• [Supplied information]
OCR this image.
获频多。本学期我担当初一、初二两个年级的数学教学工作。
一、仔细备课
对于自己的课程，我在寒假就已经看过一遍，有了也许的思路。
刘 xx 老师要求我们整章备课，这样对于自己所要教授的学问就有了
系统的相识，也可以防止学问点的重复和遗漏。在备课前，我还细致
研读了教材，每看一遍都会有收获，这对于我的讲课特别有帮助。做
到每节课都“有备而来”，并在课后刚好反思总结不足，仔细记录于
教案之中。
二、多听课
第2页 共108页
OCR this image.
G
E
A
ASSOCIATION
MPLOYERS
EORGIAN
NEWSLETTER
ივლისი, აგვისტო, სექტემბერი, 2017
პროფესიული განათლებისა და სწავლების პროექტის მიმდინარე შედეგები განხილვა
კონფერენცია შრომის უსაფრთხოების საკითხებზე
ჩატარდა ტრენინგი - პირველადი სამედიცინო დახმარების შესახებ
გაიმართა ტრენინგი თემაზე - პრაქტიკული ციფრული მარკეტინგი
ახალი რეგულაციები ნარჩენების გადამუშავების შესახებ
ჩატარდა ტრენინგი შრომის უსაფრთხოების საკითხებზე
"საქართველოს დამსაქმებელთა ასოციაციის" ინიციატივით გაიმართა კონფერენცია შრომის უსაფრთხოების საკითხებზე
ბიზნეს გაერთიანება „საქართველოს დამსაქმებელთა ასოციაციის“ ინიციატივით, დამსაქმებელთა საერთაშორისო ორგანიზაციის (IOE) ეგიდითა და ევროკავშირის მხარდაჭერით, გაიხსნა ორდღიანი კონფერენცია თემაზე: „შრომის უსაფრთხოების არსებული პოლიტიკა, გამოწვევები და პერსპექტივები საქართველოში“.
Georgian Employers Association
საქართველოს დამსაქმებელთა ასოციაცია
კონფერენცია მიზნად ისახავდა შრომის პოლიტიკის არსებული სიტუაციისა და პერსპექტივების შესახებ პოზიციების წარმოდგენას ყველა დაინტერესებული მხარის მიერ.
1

• [What to do] Copy each line from the records above that includes the string "დამსაქმებელთა".

• [Worked solution]
"საქართველოს დამსაქმებელთა ასოციაციის" ინიციატივით გაიმართა კონფერენცია შრომის უსაფრთხოების საკითხებზე
ბიზნეს გაერთიანება „საქართველოს დამსაქმებელთა ასოციაციის“ ინიციატივით, დამსაქმებელთა საერთაშორისო ორგანიზაციის (IOE) ეგიდითა და ევროკავშირის მხარდაჭერით, გაიხსნა ორდღიანი კონფერენცია თემაზე: „შრომის უსაფრთხოების არსებული პოლიტიკა, გამოწვევები და პერსპექტივები საქართველოში“.
საქართველოს დამსაქმებელთა ასოციაცია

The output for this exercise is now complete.